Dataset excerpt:
━━━━━━━━━━

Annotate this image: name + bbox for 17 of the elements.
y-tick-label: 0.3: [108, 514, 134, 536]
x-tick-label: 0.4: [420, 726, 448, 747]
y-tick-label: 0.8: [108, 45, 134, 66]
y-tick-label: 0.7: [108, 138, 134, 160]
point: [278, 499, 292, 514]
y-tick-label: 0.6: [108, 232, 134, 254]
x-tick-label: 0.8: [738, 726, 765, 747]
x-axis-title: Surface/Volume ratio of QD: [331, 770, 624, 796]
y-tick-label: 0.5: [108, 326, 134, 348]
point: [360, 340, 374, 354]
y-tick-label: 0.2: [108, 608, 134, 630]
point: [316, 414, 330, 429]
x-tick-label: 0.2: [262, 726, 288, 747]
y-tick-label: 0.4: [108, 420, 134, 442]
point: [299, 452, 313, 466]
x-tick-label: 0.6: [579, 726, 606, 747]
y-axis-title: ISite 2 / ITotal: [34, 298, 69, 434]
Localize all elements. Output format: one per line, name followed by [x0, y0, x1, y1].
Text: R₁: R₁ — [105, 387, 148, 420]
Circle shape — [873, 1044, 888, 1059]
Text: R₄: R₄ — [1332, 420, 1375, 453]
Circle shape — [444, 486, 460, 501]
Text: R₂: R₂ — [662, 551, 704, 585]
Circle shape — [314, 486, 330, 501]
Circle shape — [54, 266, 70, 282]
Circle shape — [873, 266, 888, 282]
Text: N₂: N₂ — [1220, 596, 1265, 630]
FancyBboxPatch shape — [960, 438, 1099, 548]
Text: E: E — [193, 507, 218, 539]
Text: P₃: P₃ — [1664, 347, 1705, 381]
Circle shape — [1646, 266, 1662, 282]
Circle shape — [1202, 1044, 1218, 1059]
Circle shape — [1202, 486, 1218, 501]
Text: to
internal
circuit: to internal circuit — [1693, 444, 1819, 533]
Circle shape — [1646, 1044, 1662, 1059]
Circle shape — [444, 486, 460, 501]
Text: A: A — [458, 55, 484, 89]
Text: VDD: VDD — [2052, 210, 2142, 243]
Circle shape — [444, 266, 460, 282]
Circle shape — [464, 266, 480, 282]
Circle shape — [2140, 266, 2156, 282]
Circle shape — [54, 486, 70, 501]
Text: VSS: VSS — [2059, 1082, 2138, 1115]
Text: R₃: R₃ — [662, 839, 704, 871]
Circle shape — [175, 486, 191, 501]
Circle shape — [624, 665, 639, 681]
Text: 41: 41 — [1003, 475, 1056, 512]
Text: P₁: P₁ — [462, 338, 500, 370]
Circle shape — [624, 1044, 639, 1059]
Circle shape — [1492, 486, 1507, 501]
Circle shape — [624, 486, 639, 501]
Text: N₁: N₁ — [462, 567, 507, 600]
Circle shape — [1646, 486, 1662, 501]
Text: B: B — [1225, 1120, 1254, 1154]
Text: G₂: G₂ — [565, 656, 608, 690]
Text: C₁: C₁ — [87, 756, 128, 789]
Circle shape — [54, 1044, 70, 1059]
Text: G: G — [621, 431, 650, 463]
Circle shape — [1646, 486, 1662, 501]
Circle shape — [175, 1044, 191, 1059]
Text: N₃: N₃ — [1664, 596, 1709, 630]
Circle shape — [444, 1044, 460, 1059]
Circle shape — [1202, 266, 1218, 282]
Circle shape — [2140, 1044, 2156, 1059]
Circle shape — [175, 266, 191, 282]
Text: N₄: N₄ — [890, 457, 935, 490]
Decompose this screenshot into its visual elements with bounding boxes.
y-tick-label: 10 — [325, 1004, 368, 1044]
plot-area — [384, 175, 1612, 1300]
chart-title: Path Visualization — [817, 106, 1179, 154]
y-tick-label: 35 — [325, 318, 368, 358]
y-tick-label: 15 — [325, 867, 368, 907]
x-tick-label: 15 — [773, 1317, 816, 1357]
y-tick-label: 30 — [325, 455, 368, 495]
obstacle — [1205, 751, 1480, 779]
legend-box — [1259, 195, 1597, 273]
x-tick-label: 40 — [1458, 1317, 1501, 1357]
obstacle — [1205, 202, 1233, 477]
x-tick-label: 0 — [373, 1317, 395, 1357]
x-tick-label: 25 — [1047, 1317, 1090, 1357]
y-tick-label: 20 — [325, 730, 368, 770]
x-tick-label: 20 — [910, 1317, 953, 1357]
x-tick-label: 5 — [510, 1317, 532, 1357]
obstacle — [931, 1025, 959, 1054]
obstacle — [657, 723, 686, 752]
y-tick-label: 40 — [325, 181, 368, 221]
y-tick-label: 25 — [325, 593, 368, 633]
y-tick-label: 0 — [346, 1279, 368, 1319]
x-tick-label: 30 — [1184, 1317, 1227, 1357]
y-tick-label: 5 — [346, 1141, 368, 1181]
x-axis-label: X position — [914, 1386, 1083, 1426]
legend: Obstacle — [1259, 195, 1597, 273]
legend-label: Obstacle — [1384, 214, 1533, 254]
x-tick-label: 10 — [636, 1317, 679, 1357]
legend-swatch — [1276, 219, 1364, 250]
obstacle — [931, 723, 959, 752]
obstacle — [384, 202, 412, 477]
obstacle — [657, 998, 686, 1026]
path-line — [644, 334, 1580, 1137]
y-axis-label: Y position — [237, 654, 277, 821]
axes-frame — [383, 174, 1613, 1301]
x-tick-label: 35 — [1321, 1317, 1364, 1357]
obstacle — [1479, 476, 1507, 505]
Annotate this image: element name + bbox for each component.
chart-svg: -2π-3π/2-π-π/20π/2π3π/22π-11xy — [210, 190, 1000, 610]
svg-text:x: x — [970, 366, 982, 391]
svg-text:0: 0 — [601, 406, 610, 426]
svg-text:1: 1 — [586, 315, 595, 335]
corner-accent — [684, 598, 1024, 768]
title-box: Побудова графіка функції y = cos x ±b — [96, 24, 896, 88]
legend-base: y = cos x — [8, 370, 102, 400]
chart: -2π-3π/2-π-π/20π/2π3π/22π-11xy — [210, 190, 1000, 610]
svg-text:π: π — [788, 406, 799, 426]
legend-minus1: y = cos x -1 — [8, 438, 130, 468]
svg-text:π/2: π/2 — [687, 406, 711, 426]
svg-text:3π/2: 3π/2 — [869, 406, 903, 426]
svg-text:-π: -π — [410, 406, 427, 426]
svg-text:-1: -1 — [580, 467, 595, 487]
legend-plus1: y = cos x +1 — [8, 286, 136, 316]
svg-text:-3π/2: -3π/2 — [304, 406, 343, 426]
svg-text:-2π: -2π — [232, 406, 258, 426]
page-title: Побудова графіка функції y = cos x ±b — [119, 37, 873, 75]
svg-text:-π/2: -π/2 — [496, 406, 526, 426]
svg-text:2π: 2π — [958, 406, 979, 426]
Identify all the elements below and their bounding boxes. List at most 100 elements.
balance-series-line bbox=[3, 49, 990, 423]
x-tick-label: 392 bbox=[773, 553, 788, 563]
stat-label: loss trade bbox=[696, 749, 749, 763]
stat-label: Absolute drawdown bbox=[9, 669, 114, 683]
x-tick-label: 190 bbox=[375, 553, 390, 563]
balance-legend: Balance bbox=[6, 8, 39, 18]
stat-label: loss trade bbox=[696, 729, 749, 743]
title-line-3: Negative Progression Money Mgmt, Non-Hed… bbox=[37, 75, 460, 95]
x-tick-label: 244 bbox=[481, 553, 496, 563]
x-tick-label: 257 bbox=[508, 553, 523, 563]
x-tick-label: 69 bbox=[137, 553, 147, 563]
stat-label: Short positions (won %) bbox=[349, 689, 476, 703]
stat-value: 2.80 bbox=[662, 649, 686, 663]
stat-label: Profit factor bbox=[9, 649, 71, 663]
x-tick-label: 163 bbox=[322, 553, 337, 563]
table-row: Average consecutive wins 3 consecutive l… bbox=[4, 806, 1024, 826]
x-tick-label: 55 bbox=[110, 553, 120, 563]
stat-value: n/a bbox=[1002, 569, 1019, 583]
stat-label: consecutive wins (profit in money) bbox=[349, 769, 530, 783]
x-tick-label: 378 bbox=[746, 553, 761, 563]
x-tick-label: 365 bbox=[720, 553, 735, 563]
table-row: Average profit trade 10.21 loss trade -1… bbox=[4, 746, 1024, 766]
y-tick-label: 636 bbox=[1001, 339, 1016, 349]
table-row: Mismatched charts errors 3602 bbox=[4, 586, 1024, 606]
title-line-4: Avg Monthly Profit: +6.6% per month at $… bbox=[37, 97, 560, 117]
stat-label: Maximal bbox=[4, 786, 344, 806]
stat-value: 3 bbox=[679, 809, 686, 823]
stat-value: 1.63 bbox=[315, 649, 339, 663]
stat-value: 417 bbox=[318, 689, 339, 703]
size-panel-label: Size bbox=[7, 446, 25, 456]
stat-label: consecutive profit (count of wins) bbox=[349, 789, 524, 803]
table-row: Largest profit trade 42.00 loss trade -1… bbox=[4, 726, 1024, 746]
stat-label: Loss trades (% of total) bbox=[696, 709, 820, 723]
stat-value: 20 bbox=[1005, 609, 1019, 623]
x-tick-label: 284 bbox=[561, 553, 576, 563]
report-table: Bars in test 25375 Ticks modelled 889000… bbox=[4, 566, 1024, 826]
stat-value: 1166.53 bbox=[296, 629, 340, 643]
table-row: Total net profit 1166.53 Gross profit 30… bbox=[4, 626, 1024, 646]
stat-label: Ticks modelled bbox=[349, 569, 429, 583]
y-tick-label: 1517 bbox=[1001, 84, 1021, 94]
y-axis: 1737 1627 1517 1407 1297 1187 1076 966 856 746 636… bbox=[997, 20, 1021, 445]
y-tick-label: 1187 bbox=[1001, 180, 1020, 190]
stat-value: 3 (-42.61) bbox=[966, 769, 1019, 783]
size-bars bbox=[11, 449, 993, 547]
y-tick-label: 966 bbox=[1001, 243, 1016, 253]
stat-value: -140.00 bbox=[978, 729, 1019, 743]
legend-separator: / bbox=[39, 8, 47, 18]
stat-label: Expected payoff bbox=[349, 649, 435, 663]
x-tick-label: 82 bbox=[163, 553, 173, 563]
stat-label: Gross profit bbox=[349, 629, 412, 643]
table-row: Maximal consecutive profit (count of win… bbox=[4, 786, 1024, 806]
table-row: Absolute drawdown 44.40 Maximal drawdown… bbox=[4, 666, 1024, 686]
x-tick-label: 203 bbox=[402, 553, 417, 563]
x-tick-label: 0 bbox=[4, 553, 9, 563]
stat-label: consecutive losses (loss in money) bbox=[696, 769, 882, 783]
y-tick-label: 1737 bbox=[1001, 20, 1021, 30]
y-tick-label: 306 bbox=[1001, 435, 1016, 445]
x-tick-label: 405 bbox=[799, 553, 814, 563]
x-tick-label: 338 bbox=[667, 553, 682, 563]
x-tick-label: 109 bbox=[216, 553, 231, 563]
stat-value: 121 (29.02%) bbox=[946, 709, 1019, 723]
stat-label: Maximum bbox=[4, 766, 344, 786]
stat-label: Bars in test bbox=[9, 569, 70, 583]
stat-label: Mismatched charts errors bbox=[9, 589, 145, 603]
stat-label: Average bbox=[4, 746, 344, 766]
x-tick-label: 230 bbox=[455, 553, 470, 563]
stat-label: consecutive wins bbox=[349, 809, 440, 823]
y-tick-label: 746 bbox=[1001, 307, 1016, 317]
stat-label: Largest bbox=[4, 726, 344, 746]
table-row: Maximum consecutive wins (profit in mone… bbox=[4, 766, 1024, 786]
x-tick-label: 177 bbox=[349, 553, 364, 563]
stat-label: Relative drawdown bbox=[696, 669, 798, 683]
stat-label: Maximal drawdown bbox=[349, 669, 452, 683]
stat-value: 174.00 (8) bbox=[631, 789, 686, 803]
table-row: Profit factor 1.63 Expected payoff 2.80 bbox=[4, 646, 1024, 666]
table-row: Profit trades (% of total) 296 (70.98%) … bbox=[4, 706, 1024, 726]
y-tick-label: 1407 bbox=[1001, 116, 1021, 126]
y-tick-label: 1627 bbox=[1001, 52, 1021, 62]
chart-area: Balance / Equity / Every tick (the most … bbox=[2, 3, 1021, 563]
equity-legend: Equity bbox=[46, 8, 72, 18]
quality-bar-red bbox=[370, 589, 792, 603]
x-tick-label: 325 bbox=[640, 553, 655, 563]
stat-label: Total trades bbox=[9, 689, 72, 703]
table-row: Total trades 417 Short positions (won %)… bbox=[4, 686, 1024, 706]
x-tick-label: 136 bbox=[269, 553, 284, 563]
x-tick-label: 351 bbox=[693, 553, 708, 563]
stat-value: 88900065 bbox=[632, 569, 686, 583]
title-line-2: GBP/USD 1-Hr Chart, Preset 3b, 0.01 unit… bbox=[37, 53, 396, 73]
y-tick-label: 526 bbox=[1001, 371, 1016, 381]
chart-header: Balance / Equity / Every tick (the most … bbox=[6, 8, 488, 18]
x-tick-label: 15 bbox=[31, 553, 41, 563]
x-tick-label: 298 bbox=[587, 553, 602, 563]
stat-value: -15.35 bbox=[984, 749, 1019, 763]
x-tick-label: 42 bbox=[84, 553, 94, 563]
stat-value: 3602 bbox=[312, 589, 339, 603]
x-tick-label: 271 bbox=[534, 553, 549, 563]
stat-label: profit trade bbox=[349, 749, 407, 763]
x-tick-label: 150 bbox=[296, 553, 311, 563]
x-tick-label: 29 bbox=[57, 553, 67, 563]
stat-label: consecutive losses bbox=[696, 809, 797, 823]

━━━━━━━━━━

§ **EXERCISE GOAL**
Copy out the material verbatim, starting at its first line and ending with the line that contains "x-tick-label: 0.2: [262, 726, 288, 747]", including that line.

§ **ANSWER FOR THIS EXERCISE**
Annotate this image: name + bbox for 17 of the elements.
y-tick-label: 0.3: [108, 514, 134, 536]
x-tick-label: 0.4: [420, 726, 448, 747]
y-tick-label: 0.8: [108, 45, 134, 66]
y-tick-label: 0.7: [108, 138, 134, 160]
point: [278, 499, 292, 514]
y-tick-label: 0.6: [108, 232, 134, 254]
x-tick-label: 0.8: [738, 726, 765, 747]
x-axis-title: Surface/Volume ratio of QD: [331, 770, 624, 796]
y-tick-label: 0.5: [108, 326, 134, 348]
point: [360, 340, 374, 354]
y-tick-label: 0.2: [108, 608, 134, 630]
point: [316, 414, 330, 429]
x-tick-label: 0.2: [262, 726, 288, 747]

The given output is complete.